*DATA PROVIDED:*
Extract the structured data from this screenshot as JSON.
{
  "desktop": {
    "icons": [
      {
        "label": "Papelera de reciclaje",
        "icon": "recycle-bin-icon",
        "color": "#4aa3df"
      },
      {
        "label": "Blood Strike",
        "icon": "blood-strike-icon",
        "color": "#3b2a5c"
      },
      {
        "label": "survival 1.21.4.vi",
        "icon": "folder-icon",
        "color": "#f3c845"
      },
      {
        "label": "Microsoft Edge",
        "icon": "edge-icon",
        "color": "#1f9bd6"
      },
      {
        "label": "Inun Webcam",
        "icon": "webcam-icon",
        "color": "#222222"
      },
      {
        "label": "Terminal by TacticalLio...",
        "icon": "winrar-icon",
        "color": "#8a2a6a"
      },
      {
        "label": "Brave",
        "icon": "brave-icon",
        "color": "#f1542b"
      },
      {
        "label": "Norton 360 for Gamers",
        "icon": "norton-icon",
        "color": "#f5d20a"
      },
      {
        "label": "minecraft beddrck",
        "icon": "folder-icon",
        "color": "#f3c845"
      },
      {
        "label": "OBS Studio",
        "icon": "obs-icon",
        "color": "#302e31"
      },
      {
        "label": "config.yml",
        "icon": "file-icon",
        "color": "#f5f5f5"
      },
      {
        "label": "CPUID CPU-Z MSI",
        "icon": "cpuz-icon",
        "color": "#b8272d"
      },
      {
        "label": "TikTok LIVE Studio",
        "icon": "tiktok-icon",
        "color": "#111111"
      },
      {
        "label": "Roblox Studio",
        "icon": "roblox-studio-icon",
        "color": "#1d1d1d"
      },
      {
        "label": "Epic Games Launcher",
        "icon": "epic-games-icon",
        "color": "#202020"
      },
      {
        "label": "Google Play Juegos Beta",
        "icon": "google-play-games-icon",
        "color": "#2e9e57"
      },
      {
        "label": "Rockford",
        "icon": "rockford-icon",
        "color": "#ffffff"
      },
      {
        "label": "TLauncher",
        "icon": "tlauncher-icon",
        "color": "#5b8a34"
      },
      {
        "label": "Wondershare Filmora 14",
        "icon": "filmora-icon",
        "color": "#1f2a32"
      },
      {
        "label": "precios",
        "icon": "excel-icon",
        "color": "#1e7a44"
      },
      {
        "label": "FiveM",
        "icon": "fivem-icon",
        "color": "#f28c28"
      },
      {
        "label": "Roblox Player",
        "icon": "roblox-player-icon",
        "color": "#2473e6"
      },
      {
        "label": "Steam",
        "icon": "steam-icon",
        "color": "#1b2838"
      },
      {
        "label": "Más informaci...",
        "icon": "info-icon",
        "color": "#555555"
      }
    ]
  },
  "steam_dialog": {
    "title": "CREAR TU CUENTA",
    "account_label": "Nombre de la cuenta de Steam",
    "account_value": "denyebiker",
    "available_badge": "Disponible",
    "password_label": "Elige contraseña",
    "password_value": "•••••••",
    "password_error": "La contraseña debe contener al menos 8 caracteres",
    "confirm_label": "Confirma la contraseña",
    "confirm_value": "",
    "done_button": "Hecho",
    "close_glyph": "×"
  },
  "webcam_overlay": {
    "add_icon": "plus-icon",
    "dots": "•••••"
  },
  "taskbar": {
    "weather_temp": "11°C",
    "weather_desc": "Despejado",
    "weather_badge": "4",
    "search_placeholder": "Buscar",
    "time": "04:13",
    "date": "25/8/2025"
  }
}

*EXERCISE REQUIREMENTS:* Each entry above is to be printed again exactly.

*SOLUTION TO THIS PROBLEM:*
Extract the structured data from this screenshot as JSON.
{
  "desktop": {
    "icons": [
      {
        "label": "Papelera de reciclaje",
        "icon": "recycle-bin-icon",
        "color": "#4aa3df"
      },
      {
        "label": "Blood Strike",
        "icon": "blood-strike-icon",
        "color": "#3b2a5c"
      },
      {
        "label": "survival 1.21.4.vi",
        "icon": "folder-icon",
        "color": "#f3c845"
      },
      {
        "label": "Microsoft Edge",
        "icon": "edge-icon",
        "color": "#1f9bd6"
      },
      {
        "label": "Inun Webcam",
        "icon": "webcam-icon",
        "color": "#222222"
      },
      {
        "label": "Terminal by TacticalLio...",
        "icon": "winrar-icon",
        "color": "#8a2a6a"
      },
      {
        "label": "Brave",
        "icon": "brave-icon",
        "color": "#f1542b"
      },
      {
        "label": "Norton 360 for Gamers",
        "icon": "norton-icon",
        "color": "#f5d20a"
      },
      {
        "label": "minecraft beddrck",
        "icon": "folder-icon",
        "color": "#f3c845"
      },
      {
        "label": "OBS Studio",
        "icon": "obs-icon",
        "color": "#302e31"
      },
      {
        "label": "config.yml",
        "icon": "file-icon",
        "color": "#f5f5f5"
      },
      {
        "label": "CPUID CPU-Z MSI",
        "icon": "cpuz-icon",
        "color": "#b8272d"
      },
      {
        "label": "TikTok LIVE Studio",
        "icon": "tiktok-icon",
        "color": "#111111"
      },
      {
        "label": "Roblox Studio",
        "icon": "roblox-studio-icon",
        "color": "#1d1d1d"
      },
      {
        "label": "Epic Games Launcher",
        "icon": "epic-games-icon",
        "color": "#202020"
      },
      {
        "label": "Google Play Juegos Beta",
        "icon": "google-play-games-icon",
        "color": "#2e9e57"
      },
      {
        "label": "Rockford",
        "icon": "rockford-icon",
        "color": "#ffffff"
      },
      {
        "label": "TLauncher",
        "icon": "tlauncher-icon",
        "color": "#5b8a34"
      },
      {
        "label": "Wondershare Filmora 14",
        "icon": "filmora-icon",
        "color": "#1f2a32"
      },
      {
        "label": "precios",
        "icon": "excel-icon",
        "color": "#1e7a44"
      },
      {
        "label": "FiveM",
        "icon": "fivem-icon",
        "color": "#f28c28"
      },
      {
        "label": "Roblox Player",
        "icon": "roblox-player-icon",
        "color": "#2473e6"
      },
      {
        "label": "Steam",
        "icon": "steam-icon",
        "color": "#1b2838"
      },
      {
        "label": "Más informaci...",
        "icon": "info-icon",
        "color": "#555555"
      }
    ]
  },
  "steam_dialog": {
    "title": "CREAR TU CUENTA",
    "account_label": "Nombre de la cuenta de Steam",
    "account_value": "denyebiker",
    "available_badge": "Disponible",
    "password_label": "Elige contraseña",
    "password_value": "•••••••",
    "password_error": "La contraseña debe contener al menos 8 caracteres",
    "confirm_label": "Confirma la contraseña",
    "confirm_value": "",
    "done_button": "Hecho",
    "close_glyph": "×"
  },
  "webcam_overlay": {
    "add_icon": "plus-icon",
    "dots": "•••••"
  },
  "taskbar": {
    "weather_temp": "11°C",
    "weather_desc": "Despejado",
    "weather_badge": "4",
    "search_placeholder": "Buscar",
    "time": "04:13",
    "date": "25/8/2025"
  }
}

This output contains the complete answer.